(Stored entries)
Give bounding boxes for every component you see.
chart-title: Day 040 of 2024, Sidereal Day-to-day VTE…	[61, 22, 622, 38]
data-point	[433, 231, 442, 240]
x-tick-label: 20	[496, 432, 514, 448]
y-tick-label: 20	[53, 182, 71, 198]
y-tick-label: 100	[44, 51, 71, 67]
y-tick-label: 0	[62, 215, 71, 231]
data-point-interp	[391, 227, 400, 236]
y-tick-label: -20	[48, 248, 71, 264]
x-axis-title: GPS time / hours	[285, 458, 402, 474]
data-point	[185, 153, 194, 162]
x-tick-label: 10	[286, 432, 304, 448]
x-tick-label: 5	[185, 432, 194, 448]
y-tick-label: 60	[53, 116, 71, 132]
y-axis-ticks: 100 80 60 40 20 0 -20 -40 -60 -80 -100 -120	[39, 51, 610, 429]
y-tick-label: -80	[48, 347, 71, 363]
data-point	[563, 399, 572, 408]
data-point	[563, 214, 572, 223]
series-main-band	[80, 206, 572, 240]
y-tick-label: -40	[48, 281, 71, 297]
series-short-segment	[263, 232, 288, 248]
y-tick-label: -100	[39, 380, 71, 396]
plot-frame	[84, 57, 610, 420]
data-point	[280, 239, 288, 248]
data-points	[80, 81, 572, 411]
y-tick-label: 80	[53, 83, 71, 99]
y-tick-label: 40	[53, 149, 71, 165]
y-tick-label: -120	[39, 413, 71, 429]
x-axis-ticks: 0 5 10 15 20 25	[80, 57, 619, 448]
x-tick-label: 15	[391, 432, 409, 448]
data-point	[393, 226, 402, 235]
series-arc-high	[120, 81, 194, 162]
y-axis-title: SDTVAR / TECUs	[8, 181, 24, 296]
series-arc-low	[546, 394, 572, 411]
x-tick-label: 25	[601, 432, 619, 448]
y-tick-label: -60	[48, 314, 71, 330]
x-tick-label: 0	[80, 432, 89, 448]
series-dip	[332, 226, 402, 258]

- **STATED TASK**:
Express the material as a numbered list, starting at its first line and ending at the line that contains "51, 71, 67]". Leave out any blank lines.

- **SOLUTION TO THE PROBLEM**:
1. Give bounding boxes for every component you see.
2. chart-title: Day 040 of 2024, Sidereal Day-to-day VTE…	[61, 22, 622, 38]
3. data-point	[433, 231, 442, 240]
4. x-tick-label: 20	[496, 432, 514, 448]
5. y-tick-label: 20	[53, 182, 71, 198]
6. y-tick-label: 100	[44, 51, 71, 67]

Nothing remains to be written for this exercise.